__MATERIAL FOR THE TASK__

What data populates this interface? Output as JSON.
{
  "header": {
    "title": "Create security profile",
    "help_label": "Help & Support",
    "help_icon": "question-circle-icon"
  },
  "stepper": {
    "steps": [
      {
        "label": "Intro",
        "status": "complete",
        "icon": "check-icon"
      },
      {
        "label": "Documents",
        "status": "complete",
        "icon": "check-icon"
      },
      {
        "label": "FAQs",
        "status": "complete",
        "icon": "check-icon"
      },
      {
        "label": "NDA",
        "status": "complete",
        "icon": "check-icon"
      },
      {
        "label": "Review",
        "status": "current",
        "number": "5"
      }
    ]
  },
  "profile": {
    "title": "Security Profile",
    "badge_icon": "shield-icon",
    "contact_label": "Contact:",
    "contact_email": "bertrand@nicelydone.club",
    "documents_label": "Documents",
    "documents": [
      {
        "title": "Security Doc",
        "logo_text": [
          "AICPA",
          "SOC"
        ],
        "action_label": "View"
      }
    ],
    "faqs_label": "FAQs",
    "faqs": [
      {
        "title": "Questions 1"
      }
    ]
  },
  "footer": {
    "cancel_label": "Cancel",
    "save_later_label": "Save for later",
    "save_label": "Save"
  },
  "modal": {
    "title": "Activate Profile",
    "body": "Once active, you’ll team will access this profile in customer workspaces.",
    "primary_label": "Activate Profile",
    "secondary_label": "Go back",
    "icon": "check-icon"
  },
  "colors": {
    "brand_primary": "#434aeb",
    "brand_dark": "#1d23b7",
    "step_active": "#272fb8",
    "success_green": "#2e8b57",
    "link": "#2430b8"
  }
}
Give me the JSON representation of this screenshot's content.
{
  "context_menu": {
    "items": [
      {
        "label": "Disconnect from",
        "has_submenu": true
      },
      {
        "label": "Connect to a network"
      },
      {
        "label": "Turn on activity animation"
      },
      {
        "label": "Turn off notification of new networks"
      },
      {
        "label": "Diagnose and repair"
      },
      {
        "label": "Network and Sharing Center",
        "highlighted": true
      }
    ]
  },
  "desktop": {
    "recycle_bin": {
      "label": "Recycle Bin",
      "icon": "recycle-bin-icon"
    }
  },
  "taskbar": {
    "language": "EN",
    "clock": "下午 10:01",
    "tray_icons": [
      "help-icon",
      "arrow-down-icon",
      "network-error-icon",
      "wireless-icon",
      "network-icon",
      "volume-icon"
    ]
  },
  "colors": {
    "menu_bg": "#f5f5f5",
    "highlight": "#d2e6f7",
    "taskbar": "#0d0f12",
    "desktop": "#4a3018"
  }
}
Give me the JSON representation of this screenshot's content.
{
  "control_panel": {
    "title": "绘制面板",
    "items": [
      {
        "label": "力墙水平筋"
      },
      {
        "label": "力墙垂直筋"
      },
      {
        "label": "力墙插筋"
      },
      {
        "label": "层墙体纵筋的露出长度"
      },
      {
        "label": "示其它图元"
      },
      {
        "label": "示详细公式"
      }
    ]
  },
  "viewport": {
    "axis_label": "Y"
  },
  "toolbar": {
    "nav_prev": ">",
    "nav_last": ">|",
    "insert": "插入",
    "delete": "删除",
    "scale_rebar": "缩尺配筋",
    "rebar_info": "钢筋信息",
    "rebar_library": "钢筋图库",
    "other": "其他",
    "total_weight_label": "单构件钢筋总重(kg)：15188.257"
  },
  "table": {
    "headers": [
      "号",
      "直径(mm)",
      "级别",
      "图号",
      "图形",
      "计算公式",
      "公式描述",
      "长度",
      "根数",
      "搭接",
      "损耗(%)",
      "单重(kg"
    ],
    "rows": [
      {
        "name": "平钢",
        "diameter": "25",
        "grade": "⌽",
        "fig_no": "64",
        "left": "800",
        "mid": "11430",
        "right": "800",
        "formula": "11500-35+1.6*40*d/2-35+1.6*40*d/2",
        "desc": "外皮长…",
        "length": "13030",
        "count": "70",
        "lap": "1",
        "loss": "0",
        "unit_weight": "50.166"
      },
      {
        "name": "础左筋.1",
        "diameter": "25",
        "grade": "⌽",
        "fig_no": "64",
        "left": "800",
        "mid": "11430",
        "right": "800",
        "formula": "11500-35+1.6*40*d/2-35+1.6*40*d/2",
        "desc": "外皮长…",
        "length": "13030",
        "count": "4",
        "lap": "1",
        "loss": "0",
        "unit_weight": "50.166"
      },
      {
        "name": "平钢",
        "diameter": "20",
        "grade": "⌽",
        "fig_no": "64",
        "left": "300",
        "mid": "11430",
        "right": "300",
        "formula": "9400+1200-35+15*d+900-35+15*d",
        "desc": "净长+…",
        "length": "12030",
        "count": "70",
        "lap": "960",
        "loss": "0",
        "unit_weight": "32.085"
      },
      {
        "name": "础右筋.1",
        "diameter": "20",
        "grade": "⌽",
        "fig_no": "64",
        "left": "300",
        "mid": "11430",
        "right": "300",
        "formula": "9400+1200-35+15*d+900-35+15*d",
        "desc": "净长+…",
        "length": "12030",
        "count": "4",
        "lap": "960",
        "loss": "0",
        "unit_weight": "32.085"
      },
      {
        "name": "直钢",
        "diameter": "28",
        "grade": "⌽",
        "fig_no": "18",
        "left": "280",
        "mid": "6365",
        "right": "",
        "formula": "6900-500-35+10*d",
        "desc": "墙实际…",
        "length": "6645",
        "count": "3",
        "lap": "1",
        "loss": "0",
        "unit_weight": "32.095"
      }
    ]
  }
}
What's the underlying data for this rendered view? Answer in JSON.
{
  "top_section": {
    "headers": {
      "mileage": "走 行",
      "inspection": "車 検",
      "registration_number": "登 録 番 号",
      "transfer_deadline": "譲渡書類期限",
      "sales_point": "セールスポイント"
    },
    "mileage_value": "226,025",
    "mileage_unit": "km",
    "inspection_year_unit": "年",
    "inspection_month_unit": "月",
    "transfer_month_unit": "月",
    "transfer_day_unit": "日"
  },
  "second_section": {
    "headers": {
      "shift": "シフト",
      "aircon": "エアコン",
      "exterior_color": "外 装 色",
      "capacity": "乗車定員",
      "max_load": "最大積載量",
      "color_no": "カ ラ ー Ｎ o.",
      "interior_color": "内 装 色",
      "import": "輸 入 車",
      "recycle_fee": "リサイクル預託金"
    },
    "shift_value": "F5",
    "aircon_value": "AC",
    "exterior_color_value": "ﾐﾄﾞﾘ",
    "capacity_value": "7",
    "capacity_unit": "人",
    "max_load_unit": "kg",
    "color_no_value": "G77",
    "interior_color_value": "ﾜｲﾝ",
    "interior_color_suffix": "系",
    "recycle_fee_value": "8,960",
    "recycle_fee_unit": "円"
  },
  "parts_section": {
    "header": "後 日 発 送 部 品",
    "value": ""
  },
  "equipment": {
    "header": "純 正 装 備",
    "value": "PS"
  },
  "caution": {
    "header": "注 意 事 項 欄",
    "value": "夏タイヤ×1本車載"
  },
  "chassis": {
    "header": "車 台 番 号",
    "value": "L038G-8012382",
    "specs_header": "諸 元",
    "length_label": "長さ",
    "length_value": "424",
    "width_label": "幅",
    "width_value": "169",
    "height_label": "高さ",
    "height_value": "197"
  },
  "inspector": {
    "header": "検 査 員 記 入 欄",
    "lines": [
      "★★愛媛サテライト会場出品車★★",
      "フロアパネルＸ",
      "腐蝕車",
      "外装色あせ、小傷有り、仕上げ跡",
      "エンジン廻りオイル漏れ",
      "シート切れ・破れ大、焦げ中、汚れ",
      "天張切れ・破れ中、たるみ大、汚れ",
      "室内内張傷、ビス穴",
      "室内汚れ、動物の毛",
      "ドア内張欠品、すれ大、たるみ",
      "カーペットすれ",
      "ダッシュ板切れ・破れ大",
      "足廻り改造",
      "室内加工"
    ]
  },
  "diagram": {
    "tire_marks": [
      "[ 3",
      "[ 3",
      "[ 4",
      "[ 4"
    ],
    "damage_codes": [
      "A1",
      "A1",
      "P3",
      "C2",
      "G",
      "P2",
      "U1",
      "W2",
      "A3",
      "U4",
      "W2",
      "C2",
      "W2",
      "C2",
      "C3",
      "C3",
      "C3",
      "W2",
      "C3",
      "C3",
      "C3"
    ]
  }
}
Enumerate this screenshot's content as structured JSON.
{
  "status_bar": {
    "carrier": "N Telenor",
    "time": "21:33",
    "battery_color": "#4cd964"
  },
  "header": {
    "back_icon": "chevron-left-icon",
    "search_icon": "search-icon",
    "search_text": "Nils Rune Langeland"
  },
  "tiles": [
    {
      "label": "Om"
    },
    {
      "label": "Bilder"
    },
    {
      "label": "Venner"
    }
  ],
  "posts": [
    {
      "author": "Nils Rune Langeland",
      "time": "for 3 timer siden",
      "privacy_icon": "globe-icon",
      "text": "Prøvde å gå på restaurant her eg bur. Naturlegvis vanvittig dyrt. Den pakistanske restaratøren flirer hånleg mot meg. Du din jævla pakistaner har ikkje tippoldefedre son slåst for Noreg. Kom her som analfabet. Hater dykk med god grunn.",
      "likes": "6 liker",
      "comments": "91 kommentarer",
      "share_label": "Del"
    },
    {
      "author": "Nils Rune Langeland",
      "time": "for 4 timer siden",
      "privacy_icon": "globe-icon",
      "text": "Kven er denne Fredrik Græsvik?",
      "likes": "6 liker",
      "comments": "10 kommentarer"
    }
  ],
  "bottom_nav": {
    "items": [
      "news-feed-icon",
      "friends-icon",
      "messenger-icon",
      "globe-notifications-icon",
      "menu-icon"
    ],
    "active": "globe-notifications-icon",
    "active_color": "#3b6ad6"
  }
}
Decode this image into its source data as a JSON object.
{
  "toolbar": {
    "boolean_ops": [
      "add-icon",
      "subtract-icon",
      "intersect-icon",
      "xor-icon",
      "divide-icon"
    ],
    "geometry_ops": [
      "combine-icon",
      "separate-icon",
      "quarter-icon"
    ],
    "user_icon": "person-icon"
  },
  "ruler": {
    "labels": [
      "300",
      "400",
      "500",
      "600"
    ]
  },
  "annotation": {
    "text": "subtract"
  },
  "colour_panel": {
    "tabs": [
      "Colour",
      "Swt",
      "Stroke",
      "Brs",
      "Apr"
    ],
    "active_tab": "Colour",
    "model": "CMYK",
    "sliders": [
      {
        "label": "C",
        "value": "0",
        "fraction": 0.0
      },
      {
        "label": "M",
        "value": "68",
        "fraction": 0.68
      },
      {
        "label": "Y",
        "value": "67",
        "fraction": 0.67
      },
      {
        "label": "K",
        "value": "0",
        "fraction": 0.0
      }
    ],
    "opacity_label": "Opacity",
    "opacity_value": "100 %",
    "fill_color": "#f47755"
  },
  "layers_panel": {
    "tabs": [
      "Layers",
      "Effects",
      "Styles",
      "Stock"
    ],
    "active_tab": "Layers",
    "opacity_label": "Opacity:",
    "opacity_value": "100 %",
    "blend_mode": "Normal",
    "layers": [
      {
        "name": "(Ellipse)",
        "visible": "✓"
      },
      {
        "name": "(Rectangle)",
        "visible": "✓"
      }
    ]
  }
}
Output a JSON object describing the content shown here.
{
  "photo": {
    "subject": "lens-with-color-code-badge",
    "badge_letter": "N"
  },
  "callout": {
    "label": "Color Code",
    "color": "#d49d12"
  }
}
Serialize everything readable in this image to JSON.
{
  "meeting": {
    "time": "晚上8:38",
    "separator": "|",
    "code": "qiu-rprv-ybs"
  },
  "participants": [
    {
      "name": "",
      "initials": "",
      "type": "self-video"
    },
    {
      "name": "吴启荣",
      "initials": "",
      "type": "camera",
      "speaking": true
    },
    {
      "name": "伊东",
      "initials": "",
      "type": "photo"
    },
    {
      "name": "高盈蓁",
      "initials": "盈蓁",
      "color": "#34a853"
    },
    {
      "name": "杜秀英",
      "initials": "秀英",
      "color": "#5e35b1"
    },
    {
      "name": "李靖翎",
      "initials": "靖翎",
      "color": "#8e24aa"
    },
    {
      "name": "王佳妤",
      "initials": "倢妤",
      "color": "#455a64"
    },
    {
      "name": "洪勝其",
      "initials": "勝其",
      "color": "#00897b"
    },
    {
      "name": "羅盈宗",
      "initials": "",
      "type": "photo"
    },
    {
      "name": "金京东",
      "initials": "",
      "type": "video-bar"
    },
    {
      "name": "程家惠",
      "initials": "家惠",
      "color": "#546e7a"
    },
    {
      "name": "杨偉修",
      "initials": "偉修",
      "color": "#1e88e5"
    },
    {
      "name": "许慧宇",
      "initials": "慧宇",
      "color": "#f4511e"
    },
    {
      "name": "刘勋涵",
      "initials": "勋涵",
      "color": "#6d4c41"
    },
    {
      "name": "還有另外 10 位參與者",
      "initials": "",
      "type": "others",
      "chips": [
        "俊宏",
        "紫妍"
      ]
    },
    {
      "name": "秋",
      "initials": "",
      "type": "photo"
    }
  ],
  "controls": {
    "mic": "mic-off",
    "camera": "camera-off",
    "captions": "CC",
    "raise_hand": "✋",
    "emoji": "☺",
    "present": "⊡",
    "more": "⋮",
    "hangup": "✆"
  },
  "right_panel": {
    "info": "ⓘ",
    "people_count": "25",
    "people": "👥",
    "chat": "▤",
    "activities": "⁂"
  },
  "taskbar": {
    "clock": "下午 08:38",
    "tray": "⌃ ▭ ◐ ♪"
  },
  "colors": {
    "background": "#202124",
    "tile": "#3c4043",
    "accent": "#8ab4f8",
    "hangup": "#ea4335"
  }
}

__EXERCISE PROMPT__
Isolate the lines above that contain the word "kommentarer" and copy them.

__WRITTEN RESPONSE__
      "comments": "91 kommentarer",
      "comments": "10 kommentarer"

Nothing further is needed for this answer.